* _Task instructions_:
Give back each line of the material that contains the word "Software".

────────

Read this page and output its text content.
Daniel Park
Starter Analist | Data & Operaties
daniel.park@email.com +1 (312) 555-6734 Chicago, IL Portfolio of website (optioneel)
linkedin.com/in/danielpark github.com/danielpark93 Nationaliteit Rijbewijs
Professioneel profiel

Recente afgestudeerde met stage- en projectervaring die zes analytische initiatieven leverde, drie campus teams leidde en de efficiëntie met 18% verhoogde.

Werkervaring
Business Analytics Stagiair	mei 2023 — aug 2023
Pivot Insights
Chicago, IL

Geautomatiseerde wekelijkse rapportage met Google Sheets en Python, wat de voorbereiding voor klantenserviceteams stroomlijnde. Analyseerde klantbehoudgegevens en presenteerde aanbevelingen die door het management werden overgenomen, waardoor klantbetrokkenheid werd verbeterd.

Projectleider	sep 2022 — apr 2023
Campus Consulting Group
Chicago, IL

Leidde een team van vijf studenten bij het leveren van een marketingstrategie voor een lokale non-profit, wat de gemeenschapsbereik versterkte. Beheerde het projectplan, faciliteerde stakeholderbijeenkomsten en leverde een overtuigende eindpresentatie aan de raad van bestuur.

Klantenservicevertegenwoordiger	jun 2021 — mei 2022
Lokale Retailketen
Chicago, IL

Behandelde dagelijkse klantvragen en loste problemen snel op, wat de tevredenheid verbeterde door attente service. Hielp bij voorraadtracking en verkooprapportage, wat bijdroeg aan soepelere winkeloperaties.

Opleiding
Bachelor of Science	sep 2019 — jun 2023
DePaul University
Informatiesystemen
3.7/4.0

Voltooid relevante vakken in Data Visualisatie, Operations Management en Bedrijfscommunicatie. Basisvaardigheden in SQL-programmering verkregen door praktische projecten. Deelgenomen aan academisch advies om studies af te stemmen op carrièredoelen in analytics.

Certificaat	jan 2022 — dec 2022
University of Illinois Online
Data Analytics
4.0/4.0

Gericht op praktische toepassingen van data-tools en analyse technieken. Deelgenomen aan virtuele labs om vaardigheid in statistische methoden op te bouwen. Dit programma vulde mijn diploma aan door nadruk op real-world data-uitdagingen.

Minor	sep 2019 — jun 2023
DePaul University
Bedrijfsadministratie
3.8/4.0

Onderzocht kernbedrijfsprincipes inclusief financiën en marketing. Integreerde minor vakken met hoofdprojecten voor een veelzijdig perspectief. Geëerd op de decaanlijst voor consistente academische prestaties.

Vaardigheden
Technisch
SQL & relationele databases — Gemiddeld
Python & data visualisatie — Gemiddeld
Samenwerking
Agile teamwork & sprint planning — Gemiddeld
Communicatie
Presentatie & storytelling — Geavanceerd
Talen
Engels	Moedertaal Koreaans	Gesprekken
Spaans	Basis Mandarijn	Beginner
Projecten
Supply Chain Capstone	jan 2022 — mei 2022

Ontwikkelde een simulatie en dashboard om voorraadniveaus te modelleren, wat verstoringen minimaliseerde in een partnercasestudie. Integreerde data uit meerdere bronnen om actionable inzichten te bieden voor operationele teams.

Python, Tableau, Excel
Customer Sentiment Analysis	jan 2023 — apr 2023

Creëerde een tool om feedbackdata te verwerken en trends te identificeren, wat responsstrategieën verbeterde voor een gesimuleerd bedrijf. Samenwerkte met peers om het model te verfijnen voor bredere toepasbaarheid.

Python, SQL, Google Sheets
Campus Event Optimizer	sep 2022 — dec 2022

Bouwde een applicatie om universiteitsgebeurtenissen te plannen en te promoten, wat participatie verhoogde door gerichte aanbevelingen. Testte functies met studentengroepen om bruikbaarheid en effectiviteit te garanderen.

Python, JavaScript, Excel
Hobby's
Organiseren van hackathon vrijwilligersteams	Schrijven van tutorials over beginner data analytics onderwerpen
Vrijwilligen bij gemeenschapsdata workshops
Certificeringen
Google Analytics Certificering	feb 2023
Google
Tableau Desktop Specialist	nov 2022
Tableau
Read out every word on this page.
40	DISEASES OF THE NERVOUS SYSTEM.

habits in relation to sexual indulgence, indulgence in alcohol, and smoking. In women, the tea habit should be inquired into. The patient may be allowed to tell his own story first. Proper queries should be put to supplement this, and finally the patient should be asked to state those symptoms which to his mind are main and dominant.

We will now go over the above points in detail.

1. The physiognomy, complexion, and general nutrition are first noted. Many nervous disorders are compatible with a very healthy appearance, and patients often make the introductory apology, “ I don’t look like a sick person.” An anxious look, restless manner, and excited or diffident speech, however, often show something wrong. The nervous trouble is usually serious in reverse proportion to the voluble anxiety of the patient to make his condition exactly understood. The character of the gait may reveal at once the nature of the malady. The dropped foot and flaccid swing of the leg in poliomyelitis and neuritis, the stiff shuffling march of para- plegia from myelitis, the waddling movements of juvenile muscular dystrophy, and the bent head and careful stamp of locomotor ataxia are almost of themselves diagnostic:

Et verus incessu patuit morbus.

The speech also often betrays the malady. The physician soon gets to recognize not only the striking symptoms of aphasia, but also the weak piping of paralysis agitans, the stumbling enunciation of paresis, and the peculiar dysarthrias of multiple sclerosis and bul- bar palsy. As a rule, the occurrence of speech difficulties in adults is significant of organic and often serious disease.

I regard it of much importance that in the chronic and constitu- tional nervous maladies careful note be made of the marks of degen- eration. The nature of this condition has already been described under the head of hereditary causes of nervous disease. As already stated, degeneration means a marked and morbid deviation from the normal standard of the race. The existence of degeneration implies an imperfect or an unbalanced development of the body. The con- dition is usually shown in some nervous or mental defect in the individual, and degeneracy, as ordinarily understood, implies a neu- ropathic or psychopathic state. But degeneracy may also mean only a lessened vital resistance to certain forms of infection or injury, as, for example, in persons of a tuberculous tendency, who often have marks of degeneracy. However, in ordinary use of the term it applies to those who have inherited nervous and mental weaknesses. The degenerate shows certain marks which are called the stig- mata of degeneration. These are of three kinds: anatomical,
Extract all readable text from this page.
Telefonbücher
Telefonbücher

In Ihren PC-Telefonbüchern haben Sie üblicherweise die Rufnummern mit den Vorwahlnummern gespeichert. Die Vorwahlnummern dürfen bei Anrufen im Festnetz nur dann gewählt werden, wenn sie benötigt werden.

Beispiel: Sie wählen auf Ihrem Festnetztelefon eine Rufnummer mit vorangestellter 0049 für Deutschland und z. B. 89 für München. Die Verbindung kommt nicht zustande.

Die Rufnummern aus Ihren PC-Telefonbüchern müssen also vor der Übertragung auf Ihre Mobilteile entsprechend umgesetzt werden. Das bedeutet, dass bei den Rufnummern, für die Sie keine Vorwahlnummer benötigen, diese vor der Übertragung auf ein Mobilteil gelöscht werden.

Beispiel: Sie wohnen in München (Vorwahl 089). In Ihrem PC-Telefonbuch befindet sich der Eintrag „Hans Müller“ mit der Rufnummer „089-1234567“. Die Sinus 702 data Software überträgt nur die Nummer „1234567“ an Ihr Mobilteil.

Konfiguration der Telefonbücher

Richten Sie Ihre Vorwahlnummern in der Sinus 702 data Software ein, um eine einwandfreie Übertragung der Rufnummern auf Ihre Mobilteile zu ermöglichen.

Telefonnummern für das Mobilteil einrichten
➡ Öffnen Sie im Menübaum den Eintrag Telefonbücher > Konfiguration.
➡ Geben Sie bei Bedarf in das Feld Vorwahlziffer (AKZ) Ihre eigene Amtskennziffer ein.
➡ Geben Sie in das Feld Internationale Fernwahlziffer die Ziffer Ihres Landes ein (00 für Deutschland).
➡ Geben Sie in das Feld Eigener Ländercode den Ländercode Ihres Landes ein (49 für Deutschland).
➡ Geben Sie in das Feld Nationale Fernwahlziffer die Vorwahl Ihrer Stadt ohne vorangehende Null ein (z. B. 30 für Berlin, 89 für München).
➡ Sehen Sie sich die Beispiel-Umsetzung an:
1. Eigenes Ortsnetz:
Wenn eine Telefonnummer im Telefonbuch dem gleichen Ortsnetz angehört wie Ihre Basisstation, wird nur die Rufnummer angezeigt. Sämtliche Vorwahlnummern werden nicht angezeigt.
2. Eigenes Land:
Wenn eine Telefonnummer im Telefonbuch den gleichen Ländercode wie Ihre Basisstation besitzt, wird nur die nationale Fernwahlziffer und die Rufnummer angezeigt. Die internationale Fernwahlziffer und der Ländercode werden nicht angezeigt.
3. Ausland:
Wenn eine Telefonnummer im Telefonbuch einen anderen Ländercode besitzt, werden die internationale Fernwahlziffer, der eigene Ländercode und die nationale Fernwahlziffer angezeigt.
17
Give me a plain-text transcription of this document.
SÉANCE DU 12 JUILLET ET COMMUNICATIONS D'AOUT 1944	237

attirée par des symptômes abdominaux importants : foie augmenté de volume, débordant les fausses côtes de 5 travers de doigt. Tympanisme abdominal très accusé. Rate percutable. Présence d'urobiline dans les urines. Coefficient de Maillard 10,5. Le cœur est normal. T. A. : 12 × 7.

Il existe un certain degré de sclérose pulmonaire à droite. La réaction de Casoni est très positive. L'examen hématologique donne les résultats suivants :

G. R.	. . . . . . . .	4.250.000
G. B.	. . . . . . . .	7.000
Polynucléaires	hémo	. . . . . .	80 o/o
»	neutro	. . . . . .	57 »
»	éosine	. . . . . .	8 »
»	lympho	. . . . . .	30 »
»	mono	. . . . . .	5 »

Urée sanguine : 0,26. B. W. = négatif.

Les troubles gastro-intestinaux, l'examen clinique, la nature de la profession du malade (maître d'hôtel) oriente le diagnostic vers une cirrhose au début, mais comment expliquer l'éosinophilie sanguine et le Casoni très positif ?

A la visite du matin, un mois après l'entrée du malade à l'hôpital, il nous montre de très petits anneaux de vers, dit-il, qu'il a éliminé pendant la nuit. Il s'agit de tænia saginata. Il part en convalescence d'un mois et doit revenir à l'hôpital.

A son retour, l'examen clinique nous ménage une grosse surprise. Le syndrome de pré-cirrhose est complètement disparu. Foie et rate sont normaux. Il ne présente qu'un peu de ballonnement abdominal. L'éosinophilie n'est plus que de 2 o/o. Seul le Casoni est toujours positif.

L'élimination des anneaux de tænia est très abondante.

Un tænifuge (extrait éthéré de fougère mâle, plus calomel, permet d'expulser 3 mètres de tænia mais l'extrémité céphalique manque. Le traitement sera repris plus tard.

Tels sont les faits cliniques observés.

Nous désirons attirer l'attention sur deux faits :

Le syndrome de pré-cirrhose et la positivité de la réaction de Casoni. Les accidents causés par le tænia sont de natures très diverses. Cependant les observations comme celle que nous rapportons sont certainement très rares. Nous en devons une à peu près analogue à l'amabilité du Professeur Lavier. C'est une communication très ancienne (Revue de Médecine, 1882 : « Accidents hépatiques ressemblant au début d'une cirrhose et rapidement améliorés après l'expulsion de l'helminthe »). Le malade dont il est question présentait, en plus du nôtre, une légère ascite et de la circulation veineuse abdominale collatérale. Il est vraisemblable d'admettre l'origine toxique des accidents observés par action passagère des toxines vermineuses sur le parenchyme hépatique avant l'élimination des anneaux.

────────

* _Written solution_:
Beispiel: Sie wohnen in München (Vorwahl 089). In Ihrem PC-Telefonbuch befindet sich der Eintrag „Hans Müller“ mit der Rufnummer „089-1234567“. Die Sinus 702 data Software überträgt nur die Nummer „1234567“ an Ihr Mobilteil.
Richten Sie Ihre Vorwahlnummern in der Sinus 702 data Software ein, um eine einwandfreie Übertragung der Rufnummern auf Ihre Mobilteile zu ermöglichen.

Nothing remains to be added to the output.